_Exercise_
Can you write out all of the material below, word for word?

_Data rows_
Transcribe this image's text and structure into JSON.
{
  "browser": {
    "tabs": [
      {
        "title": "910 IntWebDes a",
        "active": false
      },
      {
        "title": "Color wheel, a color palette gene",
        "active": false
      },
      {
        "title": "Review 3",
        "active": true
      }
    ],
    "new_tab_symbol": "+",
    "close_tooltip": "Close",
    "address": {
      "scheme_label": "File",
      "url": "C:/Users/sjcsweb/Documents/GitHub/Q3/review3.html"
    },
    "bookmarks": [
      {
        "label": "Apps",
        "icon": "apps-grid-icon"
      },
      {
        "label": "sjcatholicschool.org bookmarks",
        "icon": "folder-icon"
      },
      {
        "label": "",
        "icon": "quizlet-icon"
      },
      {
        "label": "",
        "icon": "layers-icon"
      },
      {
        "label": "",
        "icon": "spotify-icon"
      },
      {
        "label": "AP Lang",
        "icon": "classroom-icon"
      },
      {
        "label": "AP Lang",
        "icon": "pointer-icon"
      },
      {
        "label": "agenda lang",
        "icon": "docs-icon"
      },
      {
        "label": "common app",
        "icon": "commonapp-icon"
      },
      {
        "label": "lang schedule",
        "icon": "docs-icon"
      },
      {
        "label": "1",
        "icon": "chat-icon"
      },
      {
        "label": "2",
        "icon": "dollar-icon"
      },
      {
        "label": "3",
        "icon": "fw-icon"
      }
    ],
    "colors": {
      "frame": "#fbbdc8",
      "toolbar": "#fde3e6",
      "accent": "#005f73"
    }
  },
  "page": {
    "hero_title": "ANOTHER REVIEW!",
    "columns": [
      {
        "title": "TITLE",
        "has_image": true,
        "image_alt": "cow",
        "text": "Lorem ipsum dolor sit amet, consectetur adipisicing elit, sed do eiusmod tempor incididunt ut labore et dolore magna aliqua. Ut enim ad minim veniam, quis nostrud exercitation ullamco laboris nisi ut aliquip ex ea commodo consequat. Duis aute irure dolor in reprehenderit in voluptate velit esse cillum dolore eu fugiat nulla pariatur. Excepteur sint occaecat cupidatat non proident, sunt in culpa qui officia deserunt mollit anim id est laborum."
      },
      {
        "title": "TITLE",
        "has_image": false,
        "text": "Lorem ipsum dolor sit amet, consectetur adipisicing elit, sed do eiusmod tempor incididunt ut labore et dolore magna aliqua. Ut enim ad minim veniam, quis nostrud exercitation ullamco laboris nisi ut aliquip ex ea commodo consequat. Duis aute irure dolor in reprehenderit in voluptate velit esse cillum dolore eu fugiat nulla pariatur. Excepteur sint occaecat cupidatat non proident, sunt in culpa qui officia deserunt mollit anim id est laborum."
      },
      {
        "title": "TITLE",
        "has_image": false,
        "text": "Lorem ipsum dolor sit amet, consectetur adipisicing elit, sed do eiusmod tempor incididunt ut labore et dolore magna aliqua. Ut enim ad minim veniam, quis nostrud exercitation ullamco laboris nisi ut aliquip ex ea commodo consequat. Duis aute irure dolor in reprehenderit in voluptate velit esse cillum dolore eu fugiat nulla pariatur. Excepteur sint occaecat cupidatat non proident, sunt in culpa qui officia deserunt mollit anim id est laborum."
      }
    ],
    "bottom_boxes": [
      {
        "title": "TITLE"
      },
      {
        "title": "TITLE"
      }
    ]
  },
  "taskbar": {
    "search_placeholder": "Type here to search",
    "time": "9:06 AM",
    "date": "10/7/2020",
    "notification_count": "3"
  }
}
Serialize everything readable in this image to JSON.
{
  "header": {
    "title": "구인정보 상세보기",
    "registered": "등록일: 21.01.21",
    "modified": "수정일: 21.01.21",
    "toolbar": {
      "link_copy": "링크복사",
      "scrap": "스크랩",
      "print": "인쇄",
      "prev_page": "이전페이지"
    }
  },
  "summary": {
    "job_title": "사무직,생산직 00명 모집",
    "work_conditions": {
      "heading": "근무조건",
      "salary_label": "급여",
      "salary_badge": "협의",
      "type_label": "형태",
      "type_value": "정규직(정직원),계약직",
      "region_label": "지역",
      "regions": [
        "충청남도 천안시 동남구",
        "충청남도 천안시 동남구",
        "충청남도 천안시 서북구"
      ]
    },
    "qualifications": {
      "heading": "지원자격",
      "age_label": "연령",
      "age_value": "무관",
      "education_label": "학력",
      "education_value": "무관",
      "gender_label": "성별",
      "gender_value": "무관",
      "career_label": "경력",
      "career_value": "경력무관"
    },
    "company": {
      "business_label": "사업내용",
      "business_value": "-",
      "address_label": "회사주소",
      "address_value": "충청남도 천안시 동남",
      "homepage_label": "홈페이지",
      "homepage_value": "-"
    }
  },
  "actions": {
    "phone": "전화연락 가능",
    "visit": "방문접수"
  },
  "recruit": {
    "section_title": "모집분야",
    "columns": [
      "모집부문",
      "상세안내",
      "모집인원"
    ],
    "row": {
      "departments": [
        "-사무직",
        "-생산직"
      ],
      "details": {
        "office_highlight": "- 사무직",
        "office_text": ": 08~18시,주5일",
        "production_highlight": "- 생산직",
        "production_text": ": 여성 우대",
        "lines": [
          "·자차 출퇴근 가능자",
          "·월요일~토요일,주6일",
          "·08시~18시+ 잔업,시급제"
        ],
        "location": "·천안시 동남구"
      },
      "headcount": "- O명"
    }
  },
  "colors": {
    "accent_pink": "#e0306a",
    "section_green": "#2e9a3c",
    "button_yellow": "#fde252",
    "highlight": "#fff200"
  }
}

_The answer_
Transcribe this image's text and structure into JSON.
{
  "browser": {
    "tabs": [
      {
        "title": "910 IntWebDes a",
        "active": false
      },
      {
        "title": "Color wheel, a color palette gene",
        "active": false
      },
      {
        "title": "Review 3",
        "active": true
      }
    ],
    "new_tab_symbol": "+",
    "close_tooltip": "Close",
    "address": {
      "scheme_label": "File",
      "url": "C:/Users/sjcsweb/Documents/GitHub/Q3/review3.html"
    },
    "bookmarks": [
      {
        "label": "Apps",
        "icon": "apps-grid-icon"
      },
      {
        "label": "sjcatholicschool.org bookmarks",
        "icon": "folder-icon"
      },
      {
        "label": "",
        "icon": "quizlet-icon"
      },
      {
        "label": "",
        "icon": "layers-icon"
      },
      {
        "label": "",
        "icon": "spotify-icon"
      },
      {
        "label": "AP Lang",
        "icon": "classroom-icon"
      },
      {
        "label": "AP Lang",
        "icon": "pointer-icon"
      },
      {
        "label": "agenda lang",
        "icon": "docs-icon"
      },
      {
        "label": "common app",
        "icon": "commonapp-icon"
      },
      {
        "label": "lang schedule",
        "icon": "docs-icon"
      },
      {
        "label": "1",
        "icon": "chat-icon"
      },
      {
        "label": "2",
        "icon": "dollar-icon"
      },
      {
        "label": "3",
        "icon": "fw-icon"
      }
    ],
    "colors": {
      "frame": "#fbbdc8",
      "toolbar": "#fde3e6",
      "accent": "#005f73"
    }
  },
  "page": {
    "hero_title": "ANOTHER REVIEW!",
    "columns": [
      {
        "title": "TITLE",
        "has_image": true,
        "image_alt": "cow",
        "text": "Lorem ipsum dolor sit amet, consectetur adipisicing elit, sed do eiusmod tempor incididunt ut labore et dolore magna aliqua. Ut enim ad minim veniam, quis nostrud exercitation ullamco laboris nisi ut aliquip ex ea commodo consequat. Duis aute irure dolor in reprehenderit in voluptate velit esse cillum dolore eu fugiat nulla pariatur. Excepteur sint occaecat cupidatat non proident, sunt in culpa qui officia deserunt mollit anim id est laborum."
      },
      {
        "title": "TITLE",
        "has_image": false,
        "text": "Lorem ipsum dolor sit amet, consectetur adipisicing elit, sed do eiusmod tempor incididunt ut labore et dolore magna aliqua. Ut enim ad minim veniam, quis nostrud exercitation ullamco laboris nisi ut aliquip ex ea commodo consequat. Duis aute irure dolor in reprehenderit in voluptate velit esse cillum dolore eu fugiat nulla pariatur. Excepteur sint occaecat cupidatat non proident, sunt in culpa qui officia deserunt mollit anim id est laborum."
      },
      {
        "title": "TITLE",
        "has_image": false,
        "text": "Lorem ipsum dolor sit amet, consectetur adipisicing elit, sed do eiusmod tempor incididunt ut labore et dolore magna aliqua. Ut enim ad minim veniam, quis nostrud exercitation ullamco laboris nisi ut aliquip ex ea commodo consequat. Duis aute irure dolor in reprehenderit in voluptate velit esse cillum dolore eu fugiat nulla pariatur. Excepteur sint occaecat cupidatat non proident, sunt in culpa qui officia deserunt mollit anim id est laborum."
      }
    ],
    "bottom_boxes": [
      {
        "title": "TITLE"
      },
      {
        "title": "TITLE"
      }
    ]
  },
  "taskbar": {
    "search_placeholder": "Type here to search",
    "time": "9:06 AM",
    "date": "10/7/2020",
    "notification_count": "3"
  }
}
Serialize everything readable in this image to JSON.
{
  "header": {
    "title": "구인정보 상세보기",
    "registered": "등록일: 21.01.21",
    "modified": "수정일: 21.01.21",
    "toolbar": {
      "link_copy": "링크복사",
      "scrap": "스크랩",
      "print": "인쇄",
      "prev_page": "이전페이지"
    }
  },
  "summary": {
    "job_title": "사무직,생산직 00명 모집",
    "work_conditions": {
      "heading": "근무조건",
      "salary_label": "급여",
      "salary_badge": "협의",
      "type_label": "형태",
      "type_value": "정규직(정직원),계약직",
      "region_label": "지역",
      "regions": [
        "충청남도 천안시 동남구",
        "충청남도 천안시 동남구",
        "충청남도 천안시 서북구"
      ]
    },
    "qualifications": {
      "heading": "지원자격",
      "age_label": "연령",
      "age_value": "무관",
      "education_label": "학력",
      "education_value": "무관",
      "gender_label": "성별",
      "gender_value": "무관",
      "career_label": "경력",
      "career_value": "경력무관"
    },
    "company": {
      "business_label": "사업내용",
      "business_value": "-",
      "address_label": "회사주소",
      "address_value": "충청남도 천안시 동남",
      "homepage_label": "홈페이지",
      "homepage_value": "-"
    }
  },
  "actions": {
    "phone": "전화연락 가능",
    "visit": "방문접수"
  },
  "recruit": {
    "section_title": "모집분야",
    "columns": [
      "모집부문",
      "상세안내",
      "모집인원"
    ],
    "row": {
      "departments": [
        "-사무직",
        "-생산직"
      ],
      "details": {
        "office_highlight": "- 사무직",
        "office_text": ": 08~18시,주5일",
        "production_highlight": "- 생산직",
        "production_text": ": 여성 우대",
        "lines": [
          "·자차 출퇴근 가능자",
          "·월요일~토요일,주6일",
          "·08시~18시+ 잔업,시급제"
        ],
        "location": "·천안시 동남구"
      },
      "headcount": "- O명"
    }
  },
  "colors": {
    "accent_pink": "#e0306a",
    "section_green": "#2e9a3c",
    "button_yellow": "#fde252",
    "highlight": "#fff200"
  }
}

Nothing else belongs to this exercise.